=== GOAL ===
Write out every line below that includes the word "noise".

=== SUPPLIED ENTRIES ===
——
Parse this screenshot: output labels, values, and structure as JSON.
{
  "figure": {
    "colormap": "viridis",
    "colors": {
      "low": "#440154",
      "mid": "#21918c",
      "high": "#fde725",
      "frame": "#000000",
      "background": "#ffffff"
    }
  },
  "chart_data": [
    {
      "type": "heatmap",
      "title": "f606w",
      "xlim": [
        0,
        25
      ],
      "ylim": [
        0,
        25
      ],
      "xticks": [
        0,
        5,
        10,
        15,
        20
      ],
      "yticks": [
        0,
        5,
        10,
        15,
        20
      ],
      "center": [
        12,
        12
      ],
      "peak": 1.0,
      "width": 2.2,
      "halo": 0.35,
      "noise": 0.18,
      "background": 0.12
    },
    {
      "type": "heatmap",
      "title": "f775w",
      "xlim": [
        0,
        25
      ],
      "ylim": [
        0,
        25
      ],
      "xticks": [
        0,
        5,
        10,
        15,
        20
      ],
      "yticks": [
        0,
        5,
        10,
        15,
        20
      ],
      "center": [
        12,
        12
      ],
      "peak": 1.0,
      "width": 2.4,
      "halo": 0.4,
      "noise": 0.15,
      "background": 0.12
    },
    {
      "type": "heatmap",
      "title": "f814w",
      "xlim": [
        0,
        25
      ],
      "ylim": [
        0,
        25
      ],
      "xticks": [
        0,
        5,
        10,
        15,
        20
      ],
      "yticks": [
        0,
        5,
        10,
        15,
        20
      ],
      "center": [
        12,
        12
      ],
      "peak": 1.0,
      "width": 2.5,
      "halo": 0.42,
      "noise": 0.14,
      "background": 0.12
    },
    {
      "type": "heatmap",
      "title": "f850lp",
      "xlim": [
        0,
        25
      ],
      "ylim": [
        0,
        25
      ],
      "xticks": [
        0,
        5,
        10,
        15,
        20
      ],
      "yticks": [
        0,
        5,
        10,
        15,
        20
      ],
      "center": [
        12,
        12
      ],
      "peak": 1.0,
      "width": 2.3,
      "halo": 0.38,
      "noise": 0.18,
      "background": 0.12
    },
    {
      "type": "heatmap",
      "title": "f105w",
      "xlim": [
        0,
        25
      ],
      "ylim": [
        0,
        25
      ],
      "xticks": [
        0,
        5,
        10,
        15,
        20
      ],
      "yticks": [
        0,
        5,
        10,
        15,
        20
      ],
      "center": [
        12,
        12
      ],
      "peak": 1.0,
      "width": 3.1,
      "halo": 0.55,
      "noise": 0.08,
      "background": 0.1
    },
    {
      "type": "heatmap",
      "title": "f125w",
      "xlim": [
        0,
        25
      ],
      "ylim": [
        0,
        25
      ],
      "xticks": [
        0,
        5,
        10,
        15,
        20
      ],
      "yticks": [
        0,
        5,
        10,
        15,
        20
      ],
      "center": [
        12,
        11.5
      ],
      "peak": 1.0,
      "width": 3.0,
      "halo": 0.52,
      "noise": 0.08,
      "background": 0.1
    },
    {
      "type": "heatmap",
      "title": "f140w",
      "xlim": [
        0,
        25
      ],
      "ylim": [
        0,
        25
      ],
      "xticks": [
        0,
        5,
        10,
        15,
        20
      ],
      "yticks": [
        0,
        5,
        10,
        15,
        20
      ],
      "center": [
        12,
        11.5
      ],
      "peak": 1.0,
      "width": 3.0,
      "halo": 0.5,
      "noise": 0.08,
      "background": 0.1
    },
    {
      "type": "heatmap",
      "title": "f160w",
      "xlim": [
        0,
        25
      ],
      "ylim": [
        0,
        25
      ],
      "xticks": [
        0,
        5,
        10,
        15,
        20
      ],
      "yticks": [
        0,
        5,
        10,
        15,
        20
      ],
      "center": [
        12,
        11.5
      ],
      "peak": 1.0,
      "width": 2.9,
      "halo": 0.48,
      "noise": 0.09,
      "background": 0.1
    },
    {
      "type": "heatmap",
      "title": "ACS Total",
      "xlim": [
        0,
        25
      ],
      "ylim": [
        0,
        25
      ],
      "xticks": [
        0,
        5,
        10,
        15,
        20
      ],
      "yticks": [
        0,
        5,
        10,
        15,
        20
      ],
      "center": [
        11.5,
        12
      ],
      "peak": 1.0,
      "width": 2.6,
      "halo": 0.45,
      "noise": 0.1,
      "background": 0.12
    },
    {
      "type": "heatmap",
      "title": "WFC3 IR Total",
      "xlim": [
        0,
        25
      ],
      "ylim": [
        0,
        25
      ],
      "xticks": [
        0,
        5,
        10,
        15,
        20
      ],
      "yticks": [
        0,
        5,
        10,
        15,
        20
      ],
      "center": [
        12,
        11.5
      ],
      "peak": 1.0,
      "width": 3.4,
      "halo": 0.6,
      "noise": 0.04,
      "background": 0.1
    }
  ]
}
——
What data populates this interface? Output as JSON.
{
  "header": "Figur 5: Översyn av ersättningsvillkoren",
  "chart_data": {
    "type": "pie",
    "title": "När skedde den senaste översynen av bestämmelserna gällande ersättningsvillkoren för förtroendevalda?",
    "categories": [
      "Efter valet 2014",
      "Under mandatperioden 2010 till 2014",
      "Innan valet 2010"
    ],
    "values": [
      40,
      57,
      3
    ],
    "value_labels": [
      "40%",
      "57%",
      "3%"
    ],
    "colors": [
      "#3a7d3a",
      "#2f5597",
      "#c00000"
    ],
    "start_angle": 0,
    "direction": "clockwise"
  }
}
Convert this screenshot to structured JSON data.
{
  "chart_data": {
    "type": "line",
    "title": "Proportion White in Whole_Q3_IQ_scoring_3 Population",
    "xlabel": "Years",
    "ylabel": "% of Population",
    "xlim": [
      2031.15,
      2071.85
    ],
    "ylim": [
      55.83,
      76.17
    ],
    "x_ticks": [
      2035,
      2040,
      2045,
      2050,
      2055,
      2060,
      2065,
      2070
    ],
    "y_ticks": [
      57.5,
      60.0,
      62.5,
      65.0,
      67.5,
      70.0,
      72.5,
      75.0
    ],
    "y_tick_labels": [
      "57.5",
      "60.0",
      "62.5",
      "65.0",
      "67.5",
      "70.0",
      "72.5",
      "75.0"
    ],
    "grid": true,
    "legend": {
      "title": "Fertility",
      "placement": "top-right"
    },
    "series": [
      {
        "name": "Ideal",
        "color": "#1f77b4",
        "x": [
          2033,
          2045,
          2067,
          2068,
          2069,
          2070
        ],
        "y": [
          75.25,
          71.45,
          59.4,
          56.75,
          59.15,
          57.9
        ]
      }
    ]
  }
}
——
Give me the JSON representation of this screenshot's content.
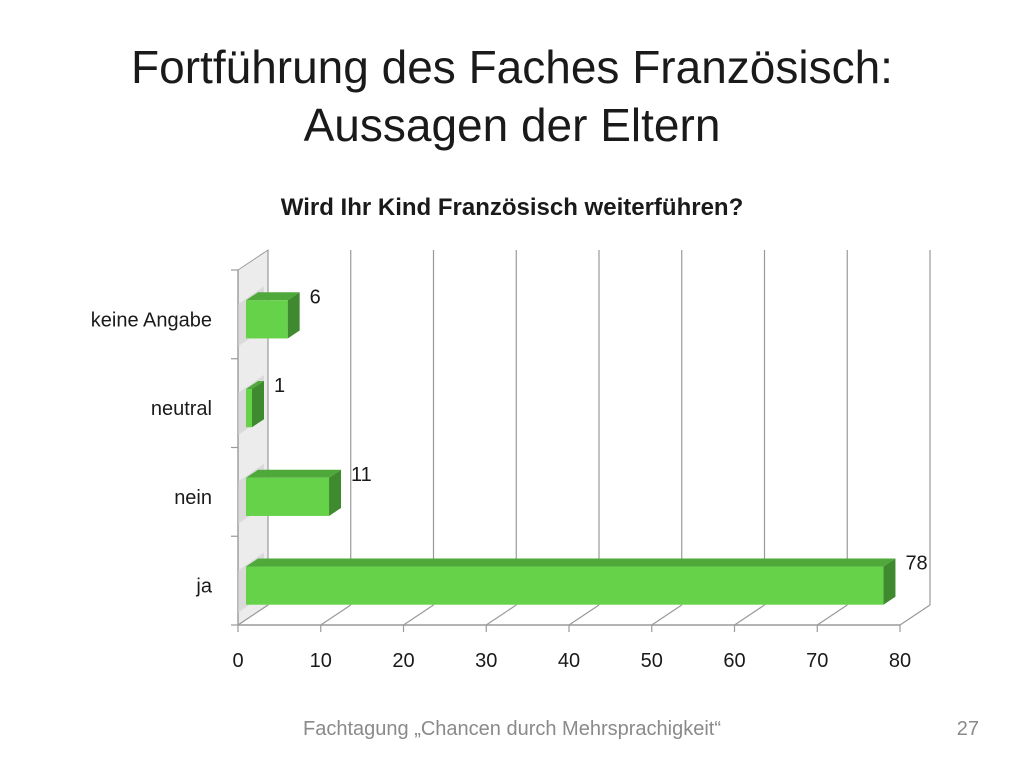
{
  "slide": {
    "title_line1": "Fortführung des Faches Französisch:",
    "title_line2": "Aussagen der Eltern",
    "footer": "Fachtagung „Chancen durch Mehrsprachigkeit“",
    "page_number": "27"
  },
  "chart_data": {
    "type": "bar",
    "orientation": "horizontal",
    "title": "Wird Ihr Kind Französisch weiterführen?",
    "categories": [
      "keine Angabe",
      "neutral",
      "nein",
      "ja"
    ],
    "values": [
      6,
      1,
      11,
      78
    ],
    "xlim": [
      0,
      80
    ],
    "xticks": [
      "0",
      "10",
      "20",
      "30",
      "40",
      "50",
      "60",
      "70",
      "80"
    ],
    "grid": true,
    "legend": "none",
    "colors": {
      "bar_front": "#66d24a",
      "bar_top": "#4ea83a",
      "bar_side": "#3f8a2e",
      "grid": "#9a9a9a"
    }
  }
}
——
=== FULL ANSWER ===
      "noise": 0.18,
      "noise": 0.15,
      "noise": 0.14,
      "noise": 0.18,
      "noise": 0.08,
      "noise": 0.08,
      "noise": 0.08,
      "noise": 0.09,
      "noise": 0.1,
      "noise": 0.04,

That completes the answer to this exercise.